#### What you are asked to do
Write out the full listing exactly as given, minus the images.

Recorded data:
##########

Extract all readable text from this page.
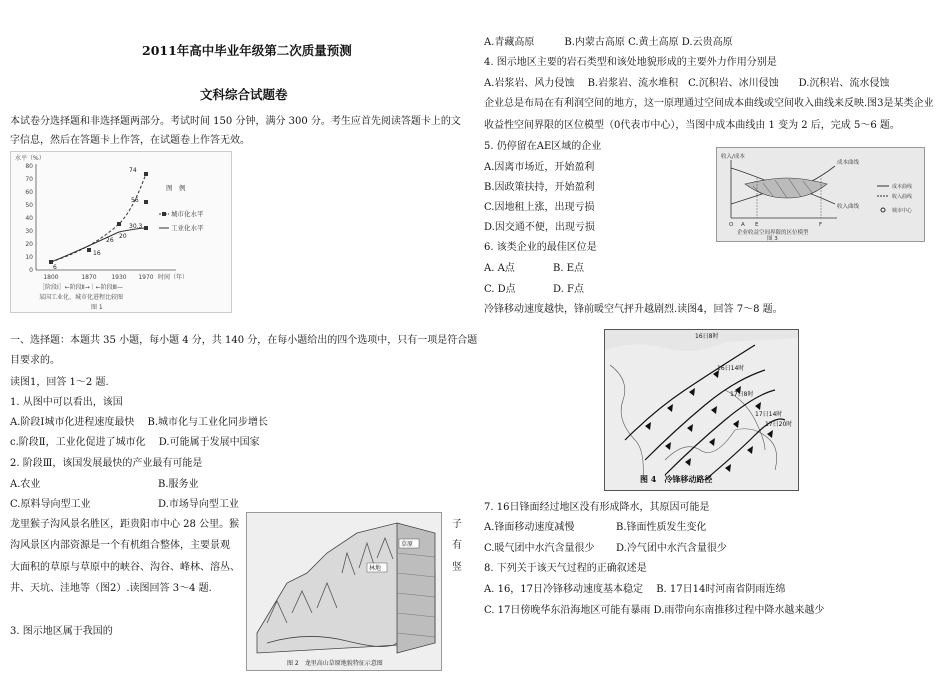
2011年高中毕业年级第二次质量预测
文科综合试题卷
本试卷分选择题和非选择题两部分。考试时间 150 分钟，满分 300 分。考生应首先阅读答题卡上的文
字信息，然后在答题卡上作答，在试题卷上作答无效。
水平（%）
80
70
60
50
40
30
20
10
0
1800	1870 1930 1970 时间（年）
74
56
30.3
26
16
6
20
图　例
城市化水平
工业化水平
［阶段Ⅰ］←阶段Ⅱ→｜←阶段Ⅲ—
某国工业化、城市化进程比较图
图 1
一、选择题：本题共 35 小题，每小题 4 分，共 140 分，在每小题给出的四个选项中，只有一项是符合题
目要求的。
读图1，回答 1～2 题.
1. 从图中可以看出，该国
A.阶段Ⅰ城市化进程速度最快　 B.城市化与工业化同步增长
c.阶段Ⅱ，工业化促进了城市化　 D.可能属于发展中国家
2. 阶段Ⅲ，该国发展最快的产业最有可能是
A.农业	B.服务业
C.原料导向型工业	D.市场导向型工业
龙里猴子沟风景名胜区，距贵阳市中心 28 公里。猴
沟风景区内部资源是一个有机组合整体，主要景观
大面积的草原与草原中的峡谷、沟谷、峰林、溶丛、
井、天坑、洼地等（图2）.读图回答 3～4 题.
子
有
竖
3. 图示地区属于我国的
草原
林地
图 2　龙里高山草原地貌特征示意图
A.青藏高原　　　B.内蒙古高原 C.黄土高原 D.云贵高原
4. 图示地区主要的岩石类型和该处地貌形成的主要外力作用分别是
A.岩浆岩、风力侵蚀　 B.岩浆岩、流水堆积　C.沉积岩、冰川侵蚀　　D.沉积岩、流水侵蚀
企业总是布局在有利润空间的地方，这一原理通过空间成本曲线或空间收入曲线来反映.图3是某类企业
收益性空间界限的区位模型（0代表市中心），当图中成本曲线由 1 变为 2 后，完成 5～6 题。
5. 仍停留在AE区域的企业
A.因离市场近，开始盈利
B.因政策扶持，开始盈利
C.因地租上涨，出现亏损
D.因交通不便，出现亏损
6. 该类企业的最佳区位是
A. A点	B. E点
C. D点	D. F点
冷锋移动速度越快，锋前暖空气抨升越剧烈.读图4，回答 7～8 题。
收入/成本
O A E	F
成本曲线
收入曲线
成本曲线
收入曲线
城市中心
企业收益空间界限的区位模型
图 3
16日8时
16日14时
17日8时
17日14时
17日20时
图 4　冷锋移动路径
7. 16日锋面经过地区没有形成降水，其原因可能是
A.锋面移动速度减慢	B.锋面性质发生变化
C.暖气团中水汽含量很少 D.冷气团中水汽含量很少
8. 下列关于该天气过程的正确叙述是
A. 16，17日冷锋移动速度基本稳定　 B. 17日14时河南省阴雨连绵
C. 17日傍晚华东沿海地区可能有暴雨 D.雨带向东南推移过程中降水越来越少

##########

#### Result of this task
Extract all readable text from this page.
2011年高中毕业年级第二次质量预测
文科综合试题卷
本试卷分选择题和非选择题两部分。考试时间 150 分钟，满分 300 分。考生应首先阅读答题卡上的文
字信息，然后在答题卡上作答，在试题卷上作答无效。
水平（%）
80
70
60
50
40
30
20
10
0
1800	1870 1930 1970 时间（年）
74
56
30.3
26
16
6
20
图　例
城市化水平
工业化水平
［阶段Ⅰ］←阶段Ⅱ→｜←阶段Ⅲ—
某国工业化、城市化进程比较图
图 1
一、选择题：本题共 35 小题，每小题 4 分，共 140 分，在每小题给出的四个选项中，只有一项是符合题
目要求的。
读图1，回答 1～2 题.
1. 从图中可以看出，该国
A.阶段Ⅰ城市化进程速度最快　 B.城市化与工业化同步增长
c.阶段Ⅱ，工业化促进了城市化　 D.可能属于发展中国家
2. 阶段Ⅲ，该国发展最快的产业最有可能是
A.农业	B.服务业
C.原料导向型工业	D.市场导向型工业
龙里猴子沟风景名胜区，距贵阳市中心 28 公里。猴
沟风景区内部资源是一个有机组合整体，主要景观
大面积的草原与草原中的峡谷、沟谷、峰林、溶丛、
井、天坑、洼地等（图2）.读图回答 3～4 题.
子
有
竖
3. 图示地区属于我国的
草原
林地
图 2　龙里高山草原地貌特征示意图
A.青藏高原　　　B.内蒙古高原 C.黄土高原 D.云贵高原
4. 图示地区主要的岩石类型和该处地貌形成的主要外力作用分别是
A.岩浆岩、风力侵蚀　 B.岩浆岩、流水堆积　C.沉积岩、冰川侵蚀　　D.沉积岩、流水侵蚀
企业总是布局在有利润空间的地方，这一原理通过空间成本曲线或空间收入曲线来反映.图3是某类企业
收益性空间界限的区位模型（0代表市中心），当图中成本曲线由 1 变为 2 后，完成 5～6 题。
5. 仍停留在AE区域的企业
A.因离市场近，开始盈利
B.因政策扶持，开始盈利
C.因地租上涨，出现亏损
D.因交通不便，出现亏损
6. 该类企业的最佳区位是
A. A点	B. E点
C. D点	D. F点
冷锋移动速度越快，锋前暖空气抨升越剧烈.读图4，回答 7～8 题。
收入/成本
O A E	F
成本曲线
收入曲线
成本曲线
收入曲线
城市中心
企业收益空间界限的区位模型
图 3
16日8时
16日14时
17日8时
17日14时
17日20时
图 4　冷锋移动路径
7. 16日锋面经过地区没有形成降水，其原因可能是
A.锋面移动速度减慢	B.锋面性质发生变化
C.暖气团中水汽含量很少 D.冷气团中水汽含量很少
8. 下列关于该天气过程的正确叙述是
A. 16，17日冷锋移动速度基本稳定　 B. 17日14时河南省阴雨连绵
C. 17日傍晚华东沿海地区可能有暴雨 D.雨带向东南推移过程中降水越来越少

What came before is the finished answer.